[Extracted records]
▼▼▼

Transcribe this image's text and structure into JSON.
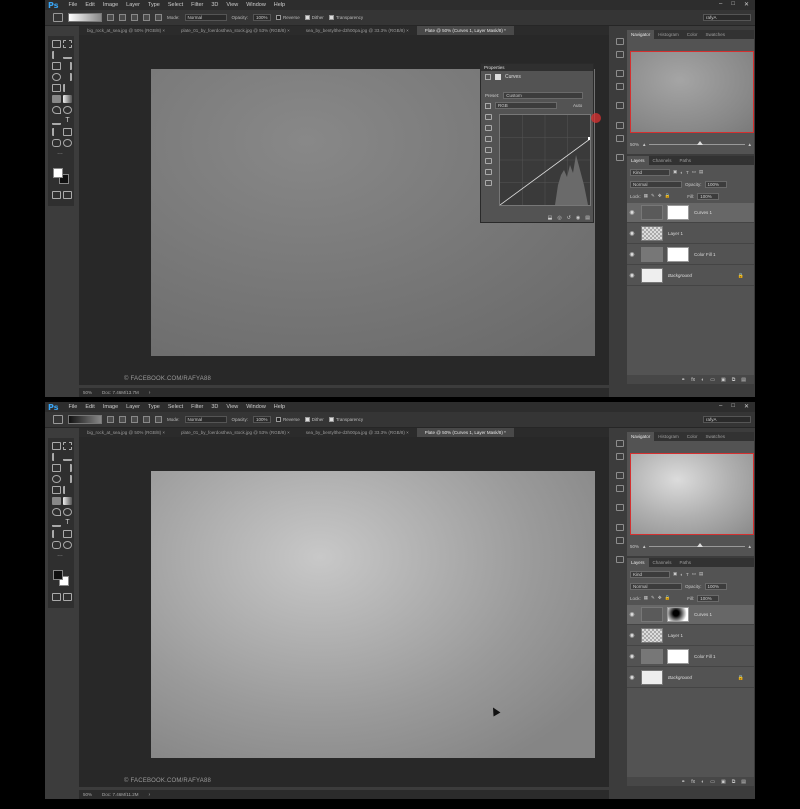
{
  "app": {
    "logo": "Ps",
    "menu": [
      "File",
      "Edit",
      "Image",
      "Layer",
      "Type",
      "Select",
      "Filter",
      "3D",
      "View",
      "Window",
      "Help"
    ],
    "window_controls": [
      "–",
      "□",
      "✕"
    ]
  },
  "options_bar": {
    "mode_label": "Mode:",
    "mode_value": "Normal",
    "opacity_label": "Opacity:",
    "opacity_value": "100%",
    "reverse_label": "Reverse",
    "dither_label": "Dither",
    "transparency_label": "Transparency",
    "workspace_value": "rafyA"
  },
  "tabs": [
    {
      "label": "big_rock_at_sea.jpg @ 50% (RGB/8) ×",
      "active": false
    },
    {
      "label": "plate_01_by_foerdosthea_stock.jpg @ 53% (RGB/8) ×",
      "active": false
    },
    {
      "label": "sea_by_bentylthe-d3h00pa.jpg @ 33.3% (RGB/8) ×",
      "active": false
    },
    {
      "label": "Plate @ 50% (Curves 1, Layer Mask/8) *",
      "active": true
    }
  ],
  "watermark": "© FACEBOOK.COM/RAFYA88",
  "status": {
    "zoom": "50%",
    "doc_size": "Doc: 7.46M/13.7M",
    "doc_size_2": "Doc: 7.46M/11.2M",
    "arrow": "›"
  },
  "navigator": {
    "tabs": [
      "Navigator",
      "Histogram",
      "Color",
      "Swatches"
    ],
    "zoom": "50%"
  },
  "layers_panel": {
    "tabs": [
      "Layers",
      "Channels",
      "Paths"
    ],
    "kind_label": "Kind",
    "blend_mode": "Normal",
    "opacity_label": "Opacity:",
    "opacity_value": "100%",
    "lock_label": "Lock:",
    "fill_label": "Fill:",
    "fill_value": "100%",
    "layers": [
      {
        "name": "Curves 1",
        "selected": true,
        "type": "adjustment"
      },
      {
        "name": "Layer 1",
        "selected": false,
        "type": "transparent"
      },
      {
        "name": "Color Fill 1",
        "selected": false,
        "type": "fill"
      },
      {
        "name": "Background",
        "selected": false,
        "type": "background"
      }
    ],
    "footer_icons": [
      "fx",
      "◐",
      "▭",
      "▣",
      "⧉",
      "🗑"
    ]
  },
  "properties": {
    "header": "Properties",
    "title": "Curves",
    "preset_label": "Preset:",
    "preset_value": "Custom",
    "channel_value": "RGB",
    "auto_label": "Auto"
  },
  "colors": {
    "accent_red": "#d43030",
    "ps_blue": "#39a6f7"
  }
}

▲▲▲

Aim:
Return all of the entries exactly as written, but drop any pictures they hold.

Answer to this problem:
Transcribe this image's text and structure into JSON.
{
  "app": {
    "logo": "Ps",
    "menu": [
      "File",
      "Edit",
      "Image",
      "Layer",
      "Type",
      "Select",
      "Filter",
      "3D",
      "View",
      "Window",
      "Help"
    ],
    "window_controls": [
      "–",
      "□",
      "✕"
    ]
  },
  "options_bar": {
    "mode_label": "Mode:",
    "mode_value": "Normal",
    "opacity_label": "Opacity:",
    "opacity_value": "100%",
    "reverse_label": "Reverse",
    "dither_label": "Dither",
    "transparency_label": "Transparency",
    "workspace_value": "rafyA"
  },
  "tabs": [
    {
      "label": "big_rock_at_sea.jpg @ 50% (RGB/8) ×",
      "active": false
    },
    {
      "label": "plate_01_by_foerdosthea_stock.jpg @ 53% (RGB/8) ×",
      "active": false
    },
    {
      "label": "sea_by_bentylthe-d3h00pa.jpg @ 33.3% (RGB/8) ×",
      "active": false
    },
    {
      "label": "Plate @ 50% (Curves 1, Layer Mask/8) *",
      "active": true
    }
  ],
  "watermark": "© FACEBOOK.COM/RAFYA88",
  "status": {
    "zoom": "50%",
    "doc_size": "Doc: 7.46M/13.7M",
    "doc_size_2": "Doc: 7.46M/11.2M",
    "arrow": "›"
  },
  "navigator": {
    "tabs": [
      "Navigator",
      "Histogram",
      "Color",
      "Swatches"
    ],
    "zoom": "50%"
  },
  "layers_panel": {
    "tabs": [
      "Layers",
      "Channels",
      "Paths"
    ],
    "kind_label": "Kind",
    "blend_mode": "Normal",
    "opacity_label": "Opacity:",
    "opacity_value": "100%",
    "lock_label": "Lock:",
    "fill_label": "Fill:",
    "fill_value": "100%",
    "layers": [
      {
        "name": "Curves 1",
        "selected": true,
        "type": "adjustment"
      },
      {
        "name": "Layer 1",
        "selected": false,
        "type": "transparent"
      },
      {
        "name": "Color Fill 1",
        "selected": false,
        "type": "fill"
      },
      {
        "name": "Background",
        "selected": false,
        "type": "background"
      }
    ],
    "footer_icons": [
      "fx",
      "◐",
      "▭",
      "▣",
      "⧉",
      "🗑"
    ]
  },
  "properties": {
    "header": "Properties",
    "title": "Curves",
    "preset_label": "Preset:",
    "preset_value": "Custom",
    "channel_value": "RGB",
    "auto_label": "Auto"
  },
  "colors": {
    "accent_red": "#d43030",
    "ps_blue": "#39a6f7"
  }
}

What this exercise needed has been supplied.